Passage
━━━━━━━━
Louise O’Neill: Being on my own allows me to remove my mask

All the Lonely People: I felt lonely when I decided I would conform to what society seemed to want for me

‘I felt lonely when I first moved to Dublin. I had placed so much hope in this.’ Above, Grafton Street. Photograph: David Sleator
‘I felt lonely when I first moved to Dublin. I had placed so much hope in this.’ Above, Grafton Street. Photograph: David Sleator

  • This week in Life & Style we will be exploring loneliness from every angle in our new series, All the Lonely People. We want to hear from readers about their experiences of loneliness. Are you lonely? Have you ever experienced feelings of isolation? What has helped you overcome those feelings? Email us at lonelypeople@irishtimes.com
  • If you have been affected by these issues, Alone helps older people who are homeless, socially isolated, living in deprivation or in crisis, 01-6791032, alone.ie. Jigsaw works with young people aged 12-25, jigsaw.ie. The Samaritans are available 24-7 on freephone 116123

I am single. I know, I can’t quite believe it either. You would assume that all the men would be lining up to date a radical feminist who writes novels about the male entitlement to the female body, but sadly that doesn’t seem to be the case. (Watches as every man within a two mile radius backs away slowly.)
━━━━━━━━
Input for this task
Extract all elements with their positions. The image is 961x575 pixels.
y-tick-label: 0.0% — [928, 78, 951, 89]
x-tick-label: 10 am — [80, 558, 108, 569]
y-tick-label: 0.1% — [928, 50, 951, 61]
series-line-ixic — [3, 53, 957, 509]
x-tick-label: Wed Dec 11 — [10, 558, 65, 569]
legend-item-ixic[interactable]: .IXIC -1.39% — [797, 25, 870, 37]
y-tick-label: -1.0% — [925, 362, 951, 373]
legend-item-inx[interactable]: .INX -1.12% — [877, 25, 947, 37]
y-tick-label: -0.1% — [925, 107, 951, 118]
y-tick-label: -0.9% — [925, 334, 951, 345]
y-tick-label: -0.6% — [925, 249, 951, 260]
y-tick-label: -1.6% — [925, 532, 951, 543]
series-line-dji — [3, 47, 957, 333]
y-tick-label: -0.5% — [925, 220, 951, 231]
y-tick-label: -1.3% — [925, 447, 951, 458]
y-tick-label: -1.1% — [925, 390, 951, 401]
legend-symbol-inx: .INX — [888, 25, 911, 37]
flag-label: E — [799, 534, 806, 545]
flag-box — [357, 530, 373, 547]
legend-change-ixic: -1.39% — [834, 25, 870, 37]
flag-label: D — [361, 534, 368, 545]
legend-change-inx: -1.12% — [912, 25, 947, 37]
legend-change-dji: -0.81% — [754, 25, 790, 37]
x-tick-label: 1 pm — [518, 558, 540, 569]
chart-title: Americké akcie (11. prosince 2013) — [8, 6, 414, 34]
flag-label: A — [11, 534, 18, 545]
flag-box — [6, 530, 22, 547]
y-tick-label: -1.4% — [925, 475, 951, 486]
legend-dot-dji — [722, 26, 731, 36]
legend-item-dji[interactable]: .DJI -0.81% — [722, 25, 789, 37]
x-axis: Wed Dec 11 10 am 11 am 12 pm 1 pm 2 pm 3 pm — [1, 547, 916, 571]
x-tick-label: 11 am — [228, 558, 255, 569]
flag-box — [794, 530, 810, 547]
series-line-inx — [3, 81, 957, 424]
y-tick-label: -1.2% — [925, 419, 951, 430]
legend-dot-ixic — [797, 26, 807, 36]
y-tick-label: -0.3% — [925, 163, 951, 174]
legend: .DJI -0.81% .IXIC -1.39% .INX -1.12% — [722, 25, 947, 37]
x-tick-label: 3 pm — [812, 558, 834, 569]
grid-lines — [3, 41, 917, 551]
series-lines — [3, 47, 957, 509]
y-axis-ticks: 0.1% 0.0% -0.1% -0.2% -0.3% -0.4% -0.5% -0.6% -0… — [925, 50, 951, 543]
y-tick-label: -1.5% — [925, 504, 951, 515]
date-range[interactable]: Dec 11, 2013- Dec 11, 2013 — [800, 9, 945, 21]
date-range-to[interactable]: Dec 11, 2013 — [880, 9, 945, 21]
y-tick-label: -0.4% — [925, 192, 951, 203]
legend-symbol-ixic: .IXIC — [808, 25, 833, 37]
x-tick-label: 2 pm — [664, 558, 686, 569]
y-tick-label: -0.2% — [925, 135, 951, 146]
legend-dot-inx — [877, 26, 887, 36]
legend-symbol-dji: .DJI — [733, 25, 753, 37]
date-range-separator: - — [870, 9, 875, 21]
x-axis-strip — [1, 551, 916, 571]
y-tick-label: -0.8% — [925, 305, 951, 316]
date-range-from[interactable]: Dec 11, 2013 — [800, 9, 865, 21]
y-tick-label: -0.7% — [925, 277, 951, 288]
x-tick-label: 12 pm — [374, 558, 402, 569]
━━━━━━━━
Set tasks
**A)** In the loneliness article, present the paragraph beginning "If you have been affected by these issues" as a short list that keeps each service's details.
**B)** Output the lines of the entries from the start of the entries through the line holding "y-tick-label: -0.9% — [925, 334, 951, 345]", inclusive.

Results of the exercise
**A)**
- Alone: helps older people who are homeless, socially isolated, living in deprivation or in crisis; 01-6791032, alone.ie
- Jigsaw: works with young people aged 12-25; jigsaw.ie
- The Samaritans: available 24-7 on freephone 116123

**B)**
Extract all elements with their positions. The image is 961x575 pixels.
y-tick-label: 0.0% — [928, 78, 951, 89]
x-tick-label: 10 am — [80, 558, 108, 569]
y-tick-label: 0.1% — [928, 50, 951, 61]
series-line-ixic — [3, 53, 957, 509]
x-tick-label: Wed Dec 11 — [10, 558, 65, 569]
legend-item-ixic[interactable]: .IXIC -1.39% — [797, 25, 870, 37]
y-tick-label: -1.0% — [925, 362, 951, 373]
legend-item-inx[interactable]: .INX -1.12% — [877, 25, 947, 37]
y-tick-label: -0.1% — [925, 107, 951, 118]
y-tick-label: -0.9% — [925, 334, 951, 345]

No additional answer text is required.